» **Records shown**
▽

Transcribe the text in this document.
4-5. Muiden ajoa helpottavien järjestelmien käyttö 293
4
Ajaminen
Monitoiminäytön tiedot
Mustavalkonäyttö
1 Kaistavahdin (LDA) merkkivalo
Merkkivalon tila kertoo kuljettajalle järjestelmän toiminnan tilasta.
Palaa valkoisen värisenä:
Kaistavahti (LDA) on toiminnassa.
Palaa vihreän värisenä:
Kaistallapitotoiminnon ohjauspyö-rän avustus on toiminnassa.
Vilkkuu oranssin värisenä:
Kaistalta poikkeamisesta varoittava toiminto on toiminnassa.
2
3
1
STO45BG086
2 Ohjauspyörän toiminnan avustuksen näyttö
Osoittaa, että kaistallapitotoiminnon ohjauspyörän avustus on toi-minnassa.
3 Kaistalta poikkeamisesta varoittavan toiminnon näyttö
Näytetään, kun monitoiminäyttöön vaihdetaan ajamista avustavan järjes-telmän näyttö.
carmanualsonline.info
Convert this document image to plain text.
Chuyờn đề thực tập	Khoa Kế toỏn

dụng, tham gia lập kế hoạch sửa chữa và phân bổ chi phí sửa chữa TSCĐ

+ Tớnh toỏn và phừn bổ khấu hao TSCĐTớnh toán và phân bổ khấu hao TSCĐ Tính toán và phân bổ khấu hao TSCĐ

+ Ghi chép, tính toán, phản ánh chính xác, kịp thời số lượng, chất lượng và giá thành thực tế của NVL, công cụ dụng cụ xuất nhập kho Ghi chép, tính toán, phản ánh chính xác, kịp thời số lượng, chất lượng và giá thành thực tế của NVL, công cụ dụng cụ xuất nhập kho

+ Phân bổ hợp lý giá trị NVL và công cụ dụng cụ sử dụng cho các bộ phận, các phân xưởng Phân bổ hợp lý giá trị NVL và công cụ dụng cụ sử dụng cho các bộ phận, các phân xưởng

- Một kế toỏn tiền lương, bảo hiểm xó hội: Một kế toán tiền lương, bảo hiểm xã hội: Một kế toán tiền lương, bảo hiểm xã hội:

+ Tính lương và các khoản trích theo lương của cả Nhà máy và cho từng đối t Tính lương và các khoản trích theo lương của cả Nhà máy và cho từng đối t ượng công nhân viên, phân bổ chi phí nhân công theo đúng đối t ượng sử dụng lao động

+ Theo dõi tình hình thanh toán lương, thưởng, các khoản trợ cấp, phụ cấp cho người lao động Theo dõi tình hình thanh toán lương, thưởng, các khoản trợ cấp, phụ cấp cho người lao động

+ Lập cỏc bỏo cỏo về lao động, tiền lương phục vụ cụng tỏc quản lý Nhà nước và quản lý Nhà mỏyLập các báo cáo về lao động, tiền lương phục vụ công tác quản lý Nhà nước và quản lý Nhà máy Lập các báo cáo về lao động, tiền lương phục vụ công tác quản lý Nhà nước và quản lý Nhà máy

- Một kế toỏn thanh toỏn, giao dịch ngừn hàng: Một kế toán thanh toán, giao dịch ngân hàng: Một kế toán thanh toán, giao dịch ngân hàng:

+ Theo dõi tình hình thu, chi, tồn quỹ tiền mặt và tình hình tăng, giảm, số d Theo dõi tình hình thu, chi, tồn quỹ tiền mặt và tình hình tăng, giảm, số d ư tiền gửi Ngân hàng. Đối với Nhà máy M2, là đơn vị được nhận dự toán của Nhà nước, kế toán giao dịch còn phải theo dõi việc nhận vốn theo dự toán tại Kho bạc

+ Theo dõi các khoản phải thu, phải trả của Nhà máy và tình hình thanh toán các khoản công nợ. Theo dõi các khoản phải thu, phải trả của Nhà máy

△

» **Exercise description**
Tally the lines in the records above that contain the word "dịch", and give only that number.

» **Task output**
2